(Records from a collection of figures)
════════════════

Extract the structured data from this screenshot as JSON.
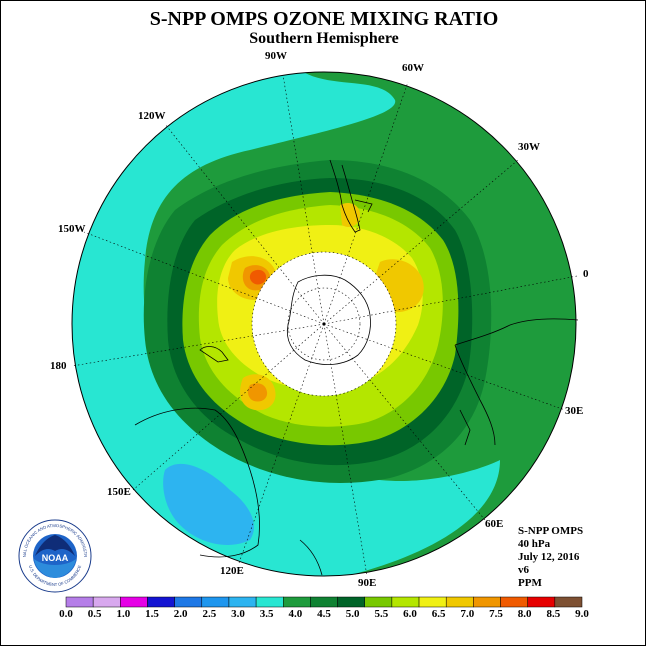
{
  "title": "S-NPP OMPS OZONE MIXING RATIO",
  "subtitle": "Southern Hemisphere",
  "longitude_labels": {
    "lon_90w": "90W",
    "lon_60w": "60W",
    "lon_30w": "30W",
    "lon_0": "0",
    "lon_30e": "30E",
    "lon_60e": "60E",
    "lon_90e": "90E",
    "lon_120e": "120E",
    "lon_150e": "150E",
    "lon_180": "180",
    "lon_150w": "150W",
    "lon_120w": "120W"
  },
  "info": {
    "instrument": "S-NPP OMPS",
    "level": "40 hPa",
    "date": "July 12, 2016",
    "version": "v6",
    "units": "PPM"
  },
  "colorbar": {
    "labels": [
      "0.0",
      "0.5",
      "1.0",
      "1.5",
      "2.0",
      "2.5",
      "3.0",
      "3.5",
      "4.0",
      "4.5",
      "5.0",
      "5.5",
      "6.0",
      "6.5",
      "7.0",
      "7.5",
      "8.0",
      "8.5",
      "9.0"
    ],
    "colors": [
      "#b57ee8",
      "#d8a8ee",
      "#e600e6",
      "#1414d2",
      "#1e78e6",
      "#1e96ee",
      "#2db4f0",
      "#28e6d2",
      "#1e9b3c",
      "#0f8232",
      "#006428",
      "#78c800",
      "#b4e600",
      "#f0f014",
      "#f0c800",
      "#f09600",
      "#f05a00",
      "#e60000",
      "#7d5032"
    ]
  },
  "logo": {
    "text": "NOAA",
    "ring_text": "NATIONAL OCEANIC AND ATMOSPHERIC ADMINISTRATION",
    "dept_text": "U.S. DEPARTMENT OF COMMERCE"
  },
  "colors": {
    "band_3_5_4_0": "#28e6d2",
    "band_4_0_4_5": "#1e9b3c",
    "band_4_5_5_0": "#0f8232",
    "band_5_0_5_5": "#006428",
    "band_5_5_6_0": "#78c800",
    "band_6_0_6_5": "#b4e600",
    "band_6_5_7_0": "#f0f014",
    "band_7_0_7_5": "#f0c800",
    "band_7_5_8_0": "#f09600",
    "band_8_0_8_5": "#f05a00"
  }
}
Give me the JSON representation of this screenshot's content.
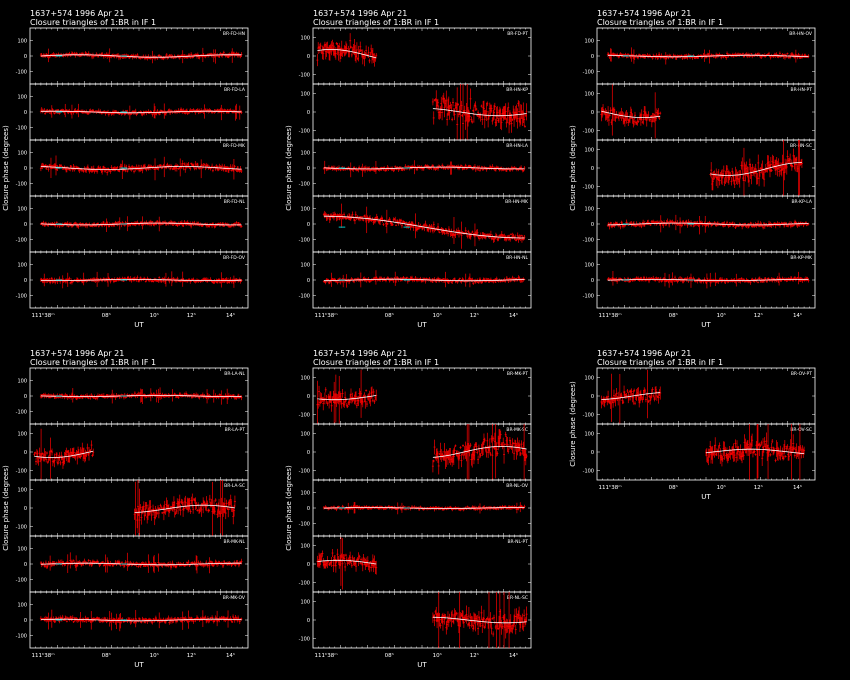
{
  "colors": {
    "background": "#000000",
    "frame": "#ffffff",
    "data_points": "#ff0000",
    "model_curve": "#ffffff",
    "gap_segment": "#00c8c8"
  },
  "chart_data": [
    {
      "type": "line",
      "title": "1637+574   1996 Apr 21",
      "subtitle": "Closure triangles of 1:BR in IF 1",
      "xlabel": "UT",
      "ylabel": "Closure phase   (degrees)",
      "x_ticks": [
        {
          "x": 0.06,
          "label": "111ʰ38ᵐ"
        },
        {
          "x": 0.35,
          "label": "08ʰ"
        },
        {
          "x": 0.57,
          "label": "10ʰ"
        },
        {
          "x": 0.74,
          "label": "12ʰ"
        },
        {
          "x": 0.92,
          "label": "14ʰ"
        }
      ],
      "panels": [
        {
          "label": "BR-FD-HN",
          "ylim": [
            -180,
            180
          ],
          "y_ticks": [
            "100",
            "0",
            "-100"
          ],
          "series": [
            {
              "x": [
                0.05,
                0.97
              ],
              "mean": 0,
              "amp": 8,
              "noise": 8
            }
          ]
        },
        {
          "label": "BR-FD-LA",
          "ylim": [
            -180,
            180
          ],
          "y_ticks": [
            "100",
            "0",
            "-100"
          ],
          "series": [
            {
              "x": [
                0.05,
                0.97
              ],
              "mean": 0,
              "amp": 5,
              "noise": 8
            }
          ]
        },
        {
          "label": "BR-FD-MK",
          "ylim": [
            -180,
            180
          ],
          "y_ticks": [
            "100",
            "0",
            "-100"
          ],
          "series": [
            {
              "x": [
                0.05,
                0.97
              ],
              "mean": 0,
              "amp": 10,
              "noise": 12
            }
          ]
        },
        {
          "label": "BR-FD-NL",
          "ylim": [
            -180,
            180
          ],
          "y_ticks": [
            "100",
            "0",
            "-100"
          ],
          "series": [
            {
              "x": [
                0.05,
                0.97
              ],
              "mean": 0,
              "amp": 6,
              "noise": 8
            }
          ]
        },
        {
          "label": "BR-FD-OV",
          "ylim": [
            -180,
            180
          ],
          "y_ticks": [
            "100",
            "0",
            "-100"
          ],
          "series": [
            {
              "x": [
                0.05,
                0.97
              ],
              "mean": 0,
              "amp": 4,
              "noise": 8
            }
          ]
        }
      ]
    },
    {
      "type": "line",
      "title": "1637+574   1996 Apr 21",
      "subtitle": "Closure triangles of 1:BR in IF 1",
      "xlabel": "UT",
      "ylabel": "Closure phase   (degrees)",
      "x_ticks": [
        {
          "x": 0.06,
          "label": "111ʰ38ᵐ"
        },
        {
          "x": 0.35,
          "label": "08ʰ"
        },
        {
          "x": 0.57,
          "label": "10ʰ"
        },
        {
          "x": 0.74,
          "label": "12ʰ"
        },
        {
          "x": 0.92,
          "label": "14ʰ"
        }
      ],
      "panels": [
        {
          "label": "BR-FD-PT",
          "ylim": [
            -150,
            150
          ],
          "y_ticks": [
            "100",
            "0",
            "-100"
          ],
          "series": [
            {
              "x": [
                0.02,
                0.29
              ],
              "mean": 0,
              "amp": 35,
              "noise": 30
            }
          ]
        },
        {
          "label": "BR-HN-KP",
          "ylim": [
            -150,
            150
          ],
          "y_ticks": [
            "100",
            "0",
            "-100"
          ],
          "series": [
            {
              "x": [
                0.55,
                0.98
              ],
              "mean": 0,
              "amp": 20,
              "noise": 40
            }
          ]
        },
        {
          "label": "BR-HN-LA",
          "ylim": [
            -180,
            180
          ],
          "y_ticks": [
            "100",
            "0",
            "-100"
          ],
          "series": [
            {
              "x": [
                0.05,
                0.97
              ],
              "mean": 0,
              "amp": 6,
              "noise": 8
            }
          ]
        },
        {
          "label": "BR-HN-MK",
          "ylim": [
            -180,
            180
          ],
          "y_ticks": [
            "100",
            "0",
            "-100"
          ],
          "series": [
            {
              "x": [
                0.05,
                0.97
              ],
              "mean": -20,
              "amp": 70,
              "noise": 15,
              "trend": true
            }
          ]
        },
        {
          "label": "BR-HN-NL",
          "ylim": [
            -180,
            180
          ],
          "y_ticks": [
            "100",
            "0",
            "-100"
          ],
          "series": [
            {
              "x": [
                0.05,
                0.97
              ],
              "mean": 0,
              "amp": 5,
              "noise": 8
            }
          ]
        }
      ]
    },
    {
      "type": "line",
      "title": "1637+574   1996 Apr 21",
      "subtitle": "Closure triangles of 1:BR in IF 1",
      "xlabel": "UT",
      "ylabel": "Closure phase   (degrees)",
      "x_ticks": [
        {
          "x": 0.06,
          "label": "111ʰ38ᵐ"
        },
        {
          "x": 0.35,
          "label": "08ʰ"
        },
        {
          "x": 0.57,
          "label": "10ʰ"
        },
        {
          "x": 0.74,
          "label": "12ʰ"
        },
        {
          "x": 0.92,
          "label": "14ʰ"
        }
      ],
      "panels": [
        {
          "label": "BR-HN-OV",
          "ylim": [
            -180,
            180
          ],
          "y_ticks": [
            "100",
            "0",
            "-100"
          ],
          "series": [
            {
              "x": [
                0.05,
                0.97
              ],
              "mean": 0,
              "amp": 5,
              "noise": 8
            }
          ]
        },
        {
          "label": "BR-HN-PT",
          "ylim": [
            -150,
            150
          ],
          "y_ticks": [
            "100",
            "0",
            "-100"
          ],
          "series": [
            {
              "x": [
                0.02,
                0.29
              ],
              "mean": 0,
              "amp": 30,
              "noise": 25
            }
          ]
        },
        {
          "label": "BR-HN-SC",
          "ylim": [
            -150,
            150
          ],
          "y_ticks": [
            "100",
            "0",
            "-100"
          ],
          "series": [
            {
              "x": [
                0.52,
                0.94
              ],
              "mean": -5,
              "amp": 35,
              "noise": 35
            }
          ]
        },
        {
          "label": "BR-KP-LA",
          "ylim": [
            -180,
            180
          ],
          "y_ticks": [
            "100",
            "0",
            "-100"
          ],
          "series": [
            {
              "x": [
                0.05,
                0.97
              ],
              "mean": 0,
              "amp": 6,
              "noise": 10
            }
          ]
        },
        {
          "label": "BR-KP-MK",
          "ylim": [
            -180,
            180
          ],
          "y_ticks": [
            "100",
            "0",
            "-100"
          ],
          "series": [
            {
              "x": [
                0.05,
                0.97
              ],
              "mean": 0,
              "amp": 4,
              "noise": 8
            }
          ]
        }
      ]
    },
    {
      "type": "line",
      "title": "1637+574   1996 Apr 21",
      "subtitle": "Closure triangles of 1:BR in IF 1",
      "xlabel": "UT",
      "ylabel": "Closure phase   (degrees)",
      "x_ticks": [
        {
          "x": 0.06,
          "label": "111ʰ38ᵐ"
        },
        {
          "x": 0.35,
          "label": "08ʰ"
        },
        {
          "x": 0.57,
          "label": "10ʰ"
        },
        {
          "x": 0.74,
          "label": "12ʰ"
        },
        {
          "x": 0.92,
          "label": "14ʰ"
        }
      ],
      "panels": [
        {
          "label": "BR-LA-NL",
          "ylim": [
            -180,
            180
          ],
          "y_ticks": [
            "100",
            "0",
            "-100"
          ],
          "series": [
            {
              "x": [
                0.05,
                0.97
              ],
              "mean": 0,
              "amp": 4,
              "noise": 8
            }
          ]
        },
        {
          "label": "BR-LA-PT",
          "ylim": [
            -150,
            150
          ],
          "y_ticks": [
            "100",
            "0",
            "-100"
          ],
          "series": [
            {
              "x": [
                0.02,
                0.29
              ],
              "mean": 0,
              "amp": 30,
              "noise": 25
            }
          ]
        },
        {
          "label": "BR-LA-SC",
          "ylim": [
            -150,
            150
          ],
          "y_ticks": [
            "100",
            "0",
            "-100"
          ],
          "series": [
            {
              "x": [
                0.48,
                0.94
              ],
              "mean": -5,
              "amp": 20,
              "noise": 30
            }
          ]
        },
        {
          "label": "BR-MK-NL",
          "ylim": [
            -180,
            180
          ],
          "y_ticks": [
            "100",
            "0",
            "-100"
          ],
          "series": [
            {
              "x": [
                0.05,
                0.97
              ],
              "mean": 0,
              "amp": 5,
              "noise": 10
            }
          ]
        },
        {
          "label": "BR-MK-OV",
          "ylim": [
            -180,
            180
          ],
          "y_ticks": [
            "100",
            "0",
            "-100"
          ],
          "series": [
            {
              "x": [
                0.05,
                0.97
              ],
              "mean": 0,
              "amp": 5,
              "noise": 10
            }
          ]
        }
      ]
    },
    {
      "type": "line",
      "title": "1637+574   1996 Apr 21",
      "subtitle": "Closure triangles of 1:BR in IF 1",
      "xlabel": "UT",
      "ylabel": "Closure phase   (degrees)",
      "x_ticks": [
        {
          "x": 0.06,
          "label": "111ʰ38ᵐ"
        },
        {
          "x": 0.35,
          "label": "08ʰ"
        },
        {
          "x": 0.57,
          "label": "10ʰ"
        },
        {
          "x": 0.74,
          "label": "12ʰ"
        },
        {
          "x": 0.92,
          "label": "14ʰ"
        }
      ],
      "panels": [
        {
          "label": "BR-MK-PT",
          "ylim": [
            -150,
            150
          ],
          "y_ticks": [
            "100",
            "0",
            "-100"
          ],
          "series": [
            {
              "x": [
                0.02,
                0.29
              ],
              "mean": 0,
              "amp": 20,
              "noise": 25
            }
          ]
        },
        {
          "label": "BR-MK-SC",
          "ylim": [
            -150,
            150
          ],
          "y_ticks": [
            "100",
            "0",
            "-100"
          ],
          "series": [
            {
              "x": [
                0.55,
                0.98
              ],
              "mean": 0,
              "amp": 30,
              "noise": 35
            }
          ]
        },
        {
          "label": "BR-NL-OV",
          "ylim": [
            -180,
            180
          ],
          "y_ticks": [
            "100",
            "0",
            "-100"
          ],
          "series": [
            {
              "x": [
                0.05,
                0.97
              ],
              "mean": 0,
              "amp": 3,
              "noise": 6
            }
          ]
        },
        {
          "label": "BR-NL-PT",
          "ylim": [
            -150,
            150
          ],
          "y_ticks": [
            "100",
            "0",
            "-100"
          ],
          "series": [
            {
              "x": [
                0.02,
                0.29
              ],
              "mean": 0,
              "amp": 20,
              "noise": 25
            }
          ]
        },
        {
          "label": "BR-NL-SC",
          "ylim": [
            -150,
            150
          ],
          "y_ticks": [
            "100",
            "0",
            "-100"
          ],
          "series": [
            {
              "x": [
                0.55,
                0.98
              ],
              "mean": 0,
              "amp": 15,
              "noise": 35
            }
          ]
        }
      ]
    },
    {
      "type": "line",
      "title": "1637+574   1996 Apr 21",
      "subtitle": "Closure triangles of 1:BR in IF 1",
      "xlabel": "UT",
      "ylabel": "Closure phase   (degrees)",
      "x_ticks": [
        {
          "x": 0.06,
          "label": "111ʰ38ᵐ"
        },
        {
          "x": 0.35,
          "label": "08ʰ"
        },
        {
          "x": 0.57,
          "label": "10ʰ"
        },
        {
          "x": 0.74,
          "label": "12ʰ"
        },
        {
          "x": 0.92,
          "label": "14ʰ"
        }
      ],
      "panels": [
        {
          "label": "BR-OV-PT",
          "ylim": [
            -150,
            150
          ],
          "y_ticks": [
            "100",
            "0",
            "-100"
          ],
          "series": [
            {
              "x": [
                0.02,
                0.29
              ],
              "mean": 0,
              "amp": 20,
              "noise": 25
            }
          ]
        },
        {
          "label": "BR-OV-SC",
          "ylim": [
            -150,
            150
          ],
          "y_ticks": [
            "100",
            "0",
            "-100"
          ],
          "series": [
            {
              "x": [
                0.5,
                0.95
              ],
              "mean": 0,
              "amp": 15,
              "noise": 35
            }
          ]
        }
      ]
    }
  ]
}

════════════════

_EXERCISE AIM_. Select the lines in this material that hold the word "screenshot", leaving none out.

_OUTPUT FOR THIS TASK_.
Extract the structured data from this screenshot as JSON.
Give me the JSON representation of this screenshot's content.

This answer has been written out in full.